#### [Your goal]
Please report how many lines contain the string "header", treating uppercase and lowercase as different. Give only the number.

#### [Spatial layout entries]
.....

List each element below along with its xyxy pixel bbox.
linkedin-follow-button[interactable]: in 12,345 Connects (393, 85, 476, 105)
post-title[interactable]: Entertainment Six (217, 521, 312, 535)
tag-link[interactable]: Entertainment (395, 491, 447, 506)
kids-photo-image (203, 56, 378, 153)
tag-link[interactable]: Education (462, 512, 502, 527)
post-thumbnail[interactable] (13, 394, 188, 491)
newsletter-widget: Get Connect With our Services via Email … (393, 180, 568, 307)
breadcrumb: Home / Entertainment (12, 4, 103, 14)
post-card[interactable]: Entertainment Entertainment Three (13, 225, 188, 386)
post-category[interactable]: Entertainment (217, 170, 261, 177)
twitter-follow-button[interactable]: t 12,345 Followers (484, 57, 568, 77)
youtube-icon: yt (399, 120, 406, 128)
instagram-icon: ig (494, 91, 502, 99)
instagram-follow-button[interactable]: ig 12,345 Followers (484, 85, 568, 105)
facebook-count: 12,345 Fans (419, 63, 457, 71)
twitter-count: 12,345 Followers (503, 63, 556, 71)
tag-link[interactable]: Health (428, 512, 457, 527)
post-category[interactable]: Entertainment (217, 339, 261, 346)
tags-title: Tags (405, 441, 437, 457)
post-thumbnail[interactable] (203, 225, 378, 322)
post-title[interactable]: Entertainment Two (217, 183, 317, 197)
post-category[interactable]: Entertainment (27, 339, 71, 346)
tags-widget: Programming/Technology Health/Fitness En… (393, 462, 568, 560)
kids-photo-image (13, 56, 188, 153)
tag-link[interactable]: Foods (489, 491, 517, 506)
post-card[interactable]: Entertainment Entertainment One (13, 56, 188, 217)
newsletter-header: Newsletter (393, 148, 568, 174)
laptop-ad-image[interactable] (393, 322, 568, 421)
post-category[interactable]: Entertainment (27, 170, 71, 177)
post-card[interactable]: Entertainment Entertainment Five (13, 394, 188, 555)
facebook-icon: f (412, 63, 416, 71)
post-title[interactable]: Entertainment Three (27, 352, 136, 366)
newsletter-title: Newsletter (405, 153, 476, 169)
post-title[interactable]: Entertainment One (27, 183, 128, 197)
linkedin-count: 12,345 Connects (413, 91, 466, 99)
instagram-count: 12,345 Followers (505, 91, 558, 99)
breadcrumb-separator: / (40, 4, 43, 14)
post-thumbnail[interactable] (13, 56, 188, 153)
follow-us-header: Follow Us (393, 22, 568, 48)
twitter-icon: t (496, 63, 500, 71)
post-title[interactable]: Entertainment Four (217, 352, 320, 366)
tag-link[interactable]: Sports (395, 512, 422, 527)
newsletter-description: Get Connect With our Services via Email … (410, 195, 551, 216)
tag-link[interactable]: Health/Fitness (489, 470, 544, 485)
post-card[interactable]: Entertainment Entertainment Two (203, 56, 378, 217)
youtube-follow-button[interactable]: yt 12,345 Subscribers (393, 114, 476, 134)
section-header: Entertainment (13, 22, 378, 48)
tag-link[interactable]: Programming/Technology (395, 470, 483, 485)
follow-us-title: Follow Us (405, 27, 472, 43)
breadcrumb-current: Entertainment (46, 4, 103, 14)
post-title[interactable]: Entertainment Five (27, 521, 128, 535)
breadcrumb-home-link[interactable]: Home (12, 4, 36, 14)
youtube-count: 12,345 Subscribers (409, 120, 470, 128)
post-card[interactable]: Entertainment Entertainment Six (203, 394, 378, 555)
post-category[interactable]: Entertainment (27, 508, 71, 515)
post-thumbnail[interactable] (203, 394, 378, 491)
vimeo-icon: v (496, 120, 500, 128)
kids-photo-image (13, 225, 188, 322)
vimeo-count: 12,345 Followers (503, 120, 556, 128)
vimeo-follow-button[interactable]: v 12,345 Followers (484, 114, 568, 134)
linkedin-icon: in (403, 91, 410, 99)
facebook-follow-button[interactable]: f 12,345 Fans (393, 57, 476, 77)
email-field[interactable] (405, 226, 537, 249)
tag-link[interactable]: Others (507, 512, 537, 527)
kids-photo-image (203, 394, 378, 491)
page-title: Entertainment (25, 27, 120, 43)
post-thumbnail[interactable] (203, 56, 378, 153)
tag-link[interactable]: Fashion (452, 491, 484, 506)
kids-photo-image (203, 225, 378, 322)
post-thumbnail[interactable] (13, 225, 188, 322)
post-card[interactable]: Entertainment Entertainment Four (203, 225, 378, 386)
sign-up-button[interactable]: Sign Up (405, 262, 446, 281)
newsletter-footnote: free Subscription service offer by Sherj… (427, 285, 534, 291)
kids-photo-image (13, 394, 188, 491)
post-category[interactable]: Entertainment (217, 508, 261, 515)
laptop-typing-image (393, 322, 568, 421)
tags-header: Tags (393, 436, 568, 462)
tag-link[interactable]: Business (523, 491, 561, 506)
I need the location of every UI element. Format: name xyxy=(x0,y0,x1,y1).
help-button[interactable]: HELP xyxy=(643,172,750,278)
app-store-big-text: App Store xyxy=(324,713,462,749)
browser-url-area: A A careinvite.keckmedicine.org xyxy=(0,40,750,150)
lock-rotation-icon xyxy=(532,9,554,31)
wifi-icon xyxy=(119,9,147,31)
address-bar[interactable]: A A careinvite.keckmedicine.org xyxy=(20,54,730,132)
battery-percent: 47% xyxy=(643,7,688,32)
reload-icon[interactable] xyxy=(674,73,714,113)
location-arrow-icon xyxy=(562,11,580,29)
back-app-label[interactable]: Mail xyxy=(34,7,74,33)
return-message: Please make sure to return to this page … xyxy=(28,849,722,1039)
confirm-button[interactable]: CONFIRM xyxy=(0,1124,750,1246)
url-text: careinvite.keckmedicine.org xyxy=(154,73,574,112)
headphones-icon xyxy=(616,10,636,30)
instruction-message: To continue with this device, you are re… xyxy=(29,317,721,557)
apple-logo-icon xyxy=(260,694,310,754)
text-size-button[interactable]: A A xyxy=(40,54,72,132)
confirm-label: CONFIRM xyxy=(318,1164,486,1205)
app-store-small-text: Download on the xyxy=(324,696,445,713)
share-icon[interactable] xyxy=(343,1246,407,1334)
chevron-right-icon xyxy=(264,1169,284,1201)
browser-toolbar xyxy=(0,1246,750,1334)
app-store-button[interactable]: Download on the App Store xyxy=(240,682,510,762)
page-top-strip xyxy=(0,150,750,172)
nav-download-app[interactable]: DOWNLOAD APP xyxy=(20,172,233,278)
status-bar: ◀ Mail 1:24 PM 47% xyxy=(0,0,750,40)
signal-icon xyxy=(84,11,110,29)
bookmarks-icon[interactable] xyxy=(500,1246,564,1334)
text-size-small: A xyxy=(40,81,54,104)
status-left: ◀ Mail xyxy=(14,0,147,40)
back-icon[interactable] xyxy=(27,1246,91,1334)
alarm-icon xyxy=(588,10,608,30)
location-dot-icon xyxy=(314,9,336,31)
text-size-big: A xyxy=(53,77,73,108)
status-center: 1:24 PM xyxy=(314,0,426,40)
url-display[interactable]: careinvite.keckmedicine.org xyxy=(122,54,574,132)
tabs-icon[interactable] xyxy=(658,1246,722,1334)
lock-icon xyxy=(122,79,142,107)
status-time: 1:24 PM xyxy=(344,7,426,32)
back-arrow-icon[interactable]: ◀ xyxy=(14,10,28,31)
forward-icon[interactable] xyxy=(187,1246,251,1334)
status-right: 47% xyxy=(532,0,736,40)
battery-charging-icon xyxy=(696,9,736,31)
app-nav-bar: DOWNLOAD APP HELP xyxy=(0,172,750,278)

.....

#### [Result of this task]
4